**What you are asked to do:** Output all lines exactly, with nothing added or dropped.

**Data to use:**
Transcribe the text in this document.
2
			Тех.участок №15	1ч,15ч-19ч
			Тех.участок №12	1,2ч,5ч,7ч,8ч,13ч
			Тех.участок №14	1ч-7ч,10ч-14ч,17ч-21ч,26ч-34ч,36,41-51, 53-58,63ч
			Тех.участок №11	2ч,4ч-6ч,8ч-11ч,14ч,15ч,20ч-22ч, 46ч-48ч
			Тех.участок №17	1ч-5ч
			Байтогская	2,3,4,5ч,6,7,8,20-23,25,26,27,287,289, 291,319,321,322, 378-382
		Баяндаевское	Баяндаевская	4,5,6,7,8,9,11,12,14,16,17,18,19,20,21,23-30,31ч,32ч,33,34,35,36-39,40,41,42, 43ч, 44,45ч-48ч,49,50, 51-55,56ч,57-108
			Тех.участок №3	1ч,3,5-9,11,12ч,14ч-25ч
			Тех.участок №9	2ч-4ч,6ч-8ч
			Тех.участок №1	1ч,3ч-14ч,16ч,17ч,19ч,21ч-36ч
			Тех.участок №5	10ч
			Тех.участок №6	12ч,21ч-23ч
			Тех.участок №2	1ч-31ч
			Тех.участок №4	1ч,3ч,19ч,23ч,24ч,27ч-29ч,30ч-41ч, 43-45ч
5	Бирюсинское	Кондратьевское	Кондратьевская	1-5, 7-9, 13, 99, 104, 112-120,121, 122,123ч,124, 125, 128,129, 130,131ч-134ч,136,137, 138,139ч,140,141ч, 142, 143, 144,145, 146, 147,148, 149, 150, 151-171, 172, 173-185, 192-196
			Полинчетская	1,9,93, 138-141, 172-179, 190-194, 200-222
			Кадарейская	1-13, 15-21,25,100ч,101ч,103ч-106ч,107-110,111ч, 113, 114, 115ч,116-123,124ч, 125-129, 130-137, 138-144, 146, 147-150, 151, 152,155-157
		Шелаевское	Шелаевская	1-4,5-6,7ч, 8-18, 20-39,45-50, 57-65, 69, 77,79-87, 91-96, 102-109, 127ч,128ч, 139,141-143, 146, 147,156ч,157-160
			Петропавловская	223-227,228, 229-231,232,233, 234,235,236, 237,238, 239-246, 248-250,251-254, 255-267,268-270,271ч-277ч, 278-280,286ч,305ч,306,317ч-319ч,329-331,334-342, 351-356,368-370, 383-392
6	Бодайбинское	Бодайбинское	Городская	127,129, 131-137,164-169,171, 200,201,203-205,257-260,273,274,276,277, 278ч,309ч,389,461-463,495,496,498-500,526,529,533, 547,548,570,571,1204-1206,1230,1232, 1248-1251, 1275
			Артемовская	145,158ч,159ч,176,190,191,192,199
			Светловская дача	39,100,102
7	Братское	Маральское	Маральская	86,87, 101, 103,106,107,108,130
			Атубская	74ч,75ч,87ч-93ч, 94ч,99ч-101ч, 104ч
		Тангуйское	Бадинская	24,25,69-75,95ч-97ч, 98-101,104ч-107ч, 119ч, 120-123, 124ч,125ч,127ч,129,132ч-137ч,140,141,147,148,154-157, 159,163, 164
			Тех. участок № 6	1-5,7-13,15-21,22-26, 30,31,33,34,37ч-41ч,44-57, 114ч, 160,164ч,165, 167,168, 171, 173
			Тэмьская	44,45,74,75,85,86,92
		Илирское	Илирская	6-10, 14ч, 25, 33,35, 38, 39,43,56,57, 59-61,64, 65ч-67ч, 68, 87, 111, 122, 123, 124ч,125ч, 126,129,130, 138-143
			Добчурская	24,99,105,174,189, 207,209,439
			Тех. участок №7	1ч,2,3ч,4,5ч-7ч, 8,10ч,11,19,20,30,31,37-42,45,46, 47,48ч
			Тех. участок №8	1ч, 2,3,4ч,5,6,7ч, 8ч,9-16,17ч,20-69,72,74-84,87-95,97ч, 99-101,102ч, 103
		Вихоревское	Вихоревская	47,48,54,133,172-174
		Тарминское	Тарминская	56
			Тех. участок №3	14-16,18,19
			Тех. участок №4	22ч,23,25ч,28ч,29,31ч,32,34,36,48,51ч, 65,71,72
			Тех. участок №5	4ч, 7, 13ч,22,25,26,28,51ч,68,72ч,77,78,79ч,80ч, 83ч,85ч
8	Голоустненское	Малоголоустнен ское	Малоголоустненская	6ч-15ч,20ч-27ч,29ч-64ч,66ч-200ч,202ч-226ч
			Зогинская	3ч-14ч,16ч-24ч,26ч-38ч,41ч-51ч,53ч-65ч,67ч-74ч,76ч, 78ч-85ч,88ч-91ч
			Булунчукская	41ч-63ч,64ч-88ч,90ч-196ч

**Written solution:**
Transcribe the text in this document.
2
			Тех.участок №15	1ч,15ч-19ч
			Тех.участок №12	1,2ч,5ч,7ч,8ч,13ч
			Тех.участок №14	1ч-7ч,10ч-14ч,17ч-21ч,26ч-34ч,36,41-51, 53-58,63ч
			Тех.участок №11	2ч,4ч-6ч,8ч-11ч,14ч,15ч,20ч-22ч, 46ч-48ч
			Тех.участок №17	1ч-5ч
			Байтогская	2,3,4,5ч,6,7,8,20-23,25,26,27,287,289, 291,319,321,322, 378-382
		Баяндаевское	Баяндаевская	4,5,6,7,8,9,11,12,14,16,17,18,19,20,21,23-30,31ч,32ч,33,34,35,36-39,40,41,42, 43ч, 44,45ч-48ч,49,50, 51-55,56ч,57-108
			Тех.участок №3	1ч,3,5-9,11,12ч,14ч-25ч
			Тех.участок №9	2ч-4ч,6ч-8ч
			Тех.участок №1	1ч,3ч-14ч,16ч,17ч,19ч,21ч-36ч
			Тех.участок №5	10ч
			Тех.участок №6	12ч,21ч-23ч
			Тех.участок №2	1ч-31ч
			Тех.участок №4	1ч,3ч,19ч,23ч,24ч,27ч-29ч,30ч-41ч, 43-45ч
5	Бирюсинское	Кондратьевское	Кондратьевская	1-5, 7-9, 13, 99, 104, 112-120,121, 122,123ч,124, 125, 128,129, 130,131ч-134ч,136,137, 138,139ч,140,141ч, 142, 143, 144,145, 146, 147,148, 149, 150, 151-171, 172, 173-185, 192-196
			Полинчетская	1,9,93, 138-141, 172-179, 190-194, 200-222
			Кадарейская	1-13, 15-21,25,100ч,101ч,103ч-106ч,107-110,111ч, 113, 114, 115ч,116-123,124ч, 125-129, 130-137, 138-144, 146, 147-150, 151, 152,155-157
		Шелаевское	Шелаевская	1-4,5-6,7ч, 8-18, 20-39,45-50, 57-65, 69, 77,79-87, 91-96, 102-109, 127ч,128ч, 139,141-143, 146, 147,156ч,157-160
			Петропавловская	223-227,228, 229-231,232,233, 234,235,236, 237,238, 239-246, 248-250,251-254, 255-267,268-270,271ч-277ч, 278-280,286ч,305ч,306,317ч-319ч,329-331,334-342, 351-356,368-370, 383-392
6	Бодайбинское	Бодайбинское	Городская	127,129, 131-137,164-169,171, 200,201,203-205,257-260,273,274,276,277, 278ч,309ч,389,461-463,495,496,498-500,526,529,533, 547,548,570,571,1204-1206,1230,1232, 1248-1251, 1275
			Артемовская	145,158ч,159ч,176,190,191,192,199
			Светловская дача	39,100,102
7	Братское	Маральское	Маральская	86,87, 101, 103,106,107,108,130
			Атубская	74ч,75ч,87ч-93ч, 94ч,99ч-101ч, 104ч
		Тангуйское	Бадинская	24,25,69-75,95ч-97ч, 98-101,104ч-107ч, 119ч, 120-123, 124ч,125ч,127ч,129,132ч-137ч,140,141,147,148,154-157, 159,163, 164
			Тех. участок № 6	1-5,7-13,15-21,22-26, 30,31,33,34,37ч-41ч,44-57, 114ч, 160,164ч,165, 167,168, 171, 173
			Тэмьская	44,45,74,75,85,86,92
		Илирское	Илирская	6-10, 14ч, 25, 33,35, 38, 39,43,56,57, 59-61,64, 65ч-67ч, 68, 87, 111, 122, 123, 124ч,125ч, 126,129,130, 138-143
			Добчурская	24,99,105,174,189, 207,209,439
			Тех. участок №7	1ч,2,3ч,4,5ч-7ч, 8,10ч,11,19,20,30,31,37-42,45,46, 47,48ч
			Тех. участок №8	1ч, 2,3,4ч,5,6,7ч, 8ч,9-16,17ч,20-69,72,74-84,87-95,97ч, 99-101,102ч, 103
		Вихоревское	Вихоревская	47,48,54,133,172-174
		Тарминское	Тарминская	56
			Тех. участок №3	14-16,18,19
			Тех. участок №4	22ч,23,25ч,28ч,29,31ч,32,34,36,48,51ч, 65,71,72
			Тех. участок №5	4ч, 7, 13ч,22,25,26,28,51ч,68,72ч,77,78,79ч,80ч, 83ч,85ч
8	Голоустненское	Малоголоустнен ское	Малоголоустненская	6ч-15ч,20ч-27ч,29ч-64ч,66ч-200ч,202ч-226ч
			Зогинская	3ч-14ч,16ч-24ч,26ч-38ч,41ч-51ч,53ч-65ч,67ч-74ч,76ч, 78ч-85ч,88ч-91ч
			Булунчукская	41ч-63ч,64ч-88ч,90ч-196ч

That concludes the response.